▶ _Task description_:
Transcribe all the entries word for word, omitting any pictures they contain.

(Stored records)
** Start **

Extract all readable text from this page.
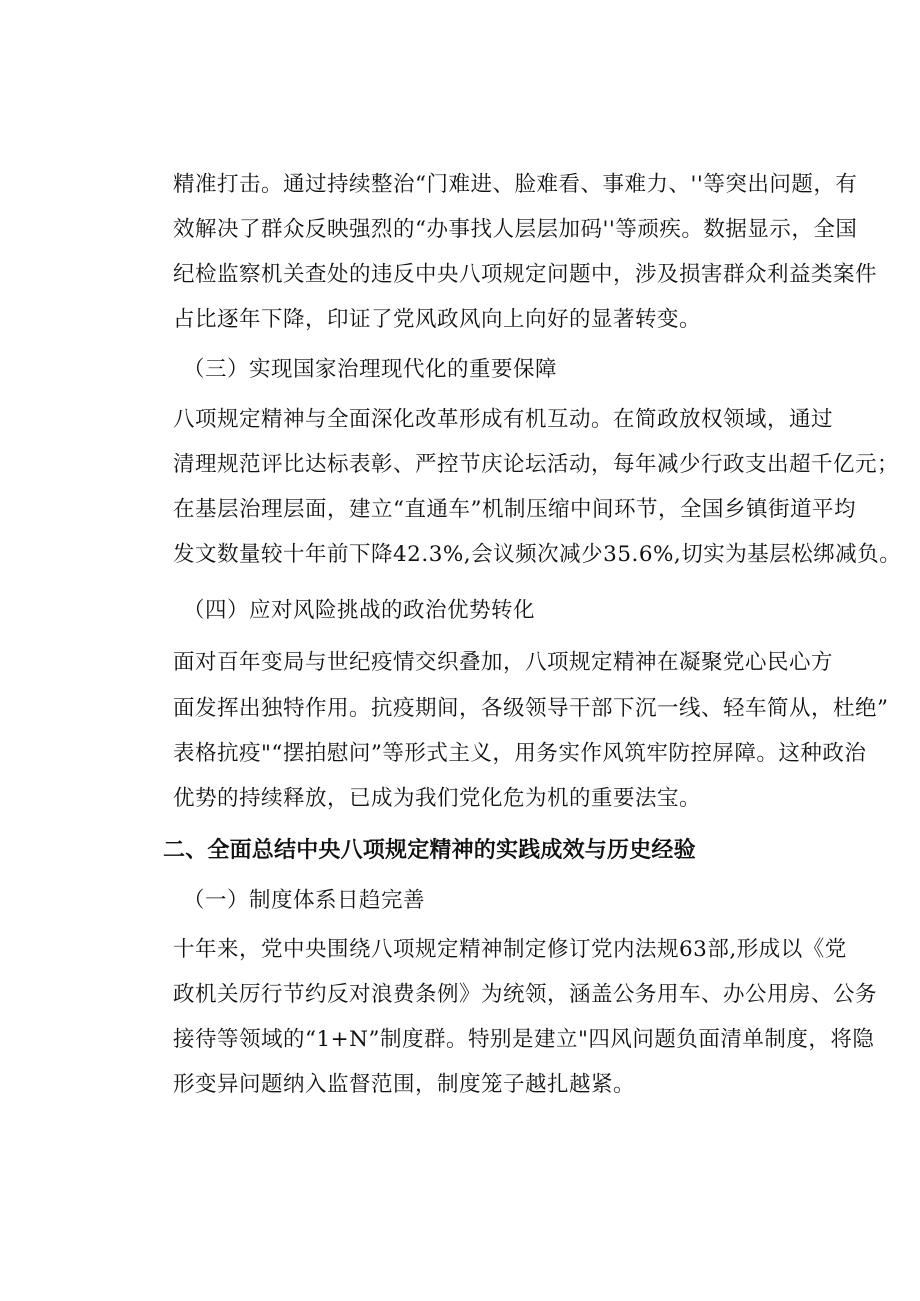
精准打击。通过持续整治“门难进、脸难看、事难力、''等突出问题，有
效解决了群众反映强烈的“办事找人层层加码''等顽疾。数据显示，全国
纪检监察机关查处的违反中央八项规定问题中，涉及损害群众利益类案件
占比逐年下降，印证了党风政风向上向好的显著转变。
（三）实现国家治理现代化的重要保障
八项规定精神与全面深化改革形成有机互动。在简政放权领域，通过
清理规范评比达标表彰、严控节庆论坛活动，每年减少行政支出超千亿元；
在基层治理层面，建立“直通车”机制压缩中间环节，全国乡镇街道平均
发文数量较十年前下降42.3%,会议频次减少35.6%,切实为基层松绑减负。
（四）应对风险挑战的政治优势转化
面对百年变局与世纪疫情交织叠加，八项规定精神在凝聚党心民心方
面发挥出独特作用。抗疫期间，各级领导干部下沉一线、轻车简从，杜绝”
表格抗疫"“摆拍慰问”等形式主义，用务实作风筑牢防控屏障。这种政治
优势的持续释放，已成为我们党化危为机的重要法宝。
二、全面总结中央八项规定精神的实践成效与历史经验
（一）制度体系日趋完善
十年来，党中央围绕八项规定精神制定修订党内法规63部,形成以《党
政机关厉行节约反对浪费条例》为统领，涵盖公务用车、办公用房、公务
接待等领域的“1+N”制度群。特别是建立"四风问题负面清单制度，将隐
形变异问题纳入监督范围，制度笼子越扎越紧。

** End **

▶ _Finished exercise_:
Extract all readable text from this page.
精准打击。通过持续整治“门难进、脸难看、事难力、''等突出问题，有
效解决了群众反映强烈的“办事找人层层加码''等顽疾。数据显示，全国
纪检监察机关查处的违反中央八项规定问题中，涉及损害群众利益类案件
占比逐年下降，印证了党风政风向上向好的显著转变。
（三）实现国家治理现代化的重要保障
八项规定精神与全面深化改革形成有机互动。在简政放权领域，通过
清理规范评比达标表彰、严控节庆论坛活动，每年减少行政支出超千亿元；
在基层治理层面，建立“直通车”机制压缩中间环节，全国乡镇街道平均
发文数量较十年前下降42.3%,会议频次减少35.6%,切实为基层松绑减负。
（四）应对风险挑战的政治优势转化
面对百年变局与世纪疫情交织叠加，八项规定精神在凝聚党心民心方
面发挥出独特作用。抗疫期间，各级领导干部下沉一线、轻车简从，杜绝”
表格抗疫"“摆拍慰问”等形式主义，用务实作风筑牢防控屏障。这种政治
优势的持续释放，已成为我们党化危为机的重要法宝。
二、全面总结中央八项规定精神的实践成效与历史经验
（一）制度体系日趋完善
十年来，党中央围绕八项规定精神制定修订党内法规63部,形成以《党
政机关厉行节约反对浪费条例》为统领，涵盖公务用车、办公用房、公务
接待等领域的“1+N”制度群。特别是建立"四风问题负面清单制度，将隐
形变异问题纳入监督范围，制度笼子越扎越紧。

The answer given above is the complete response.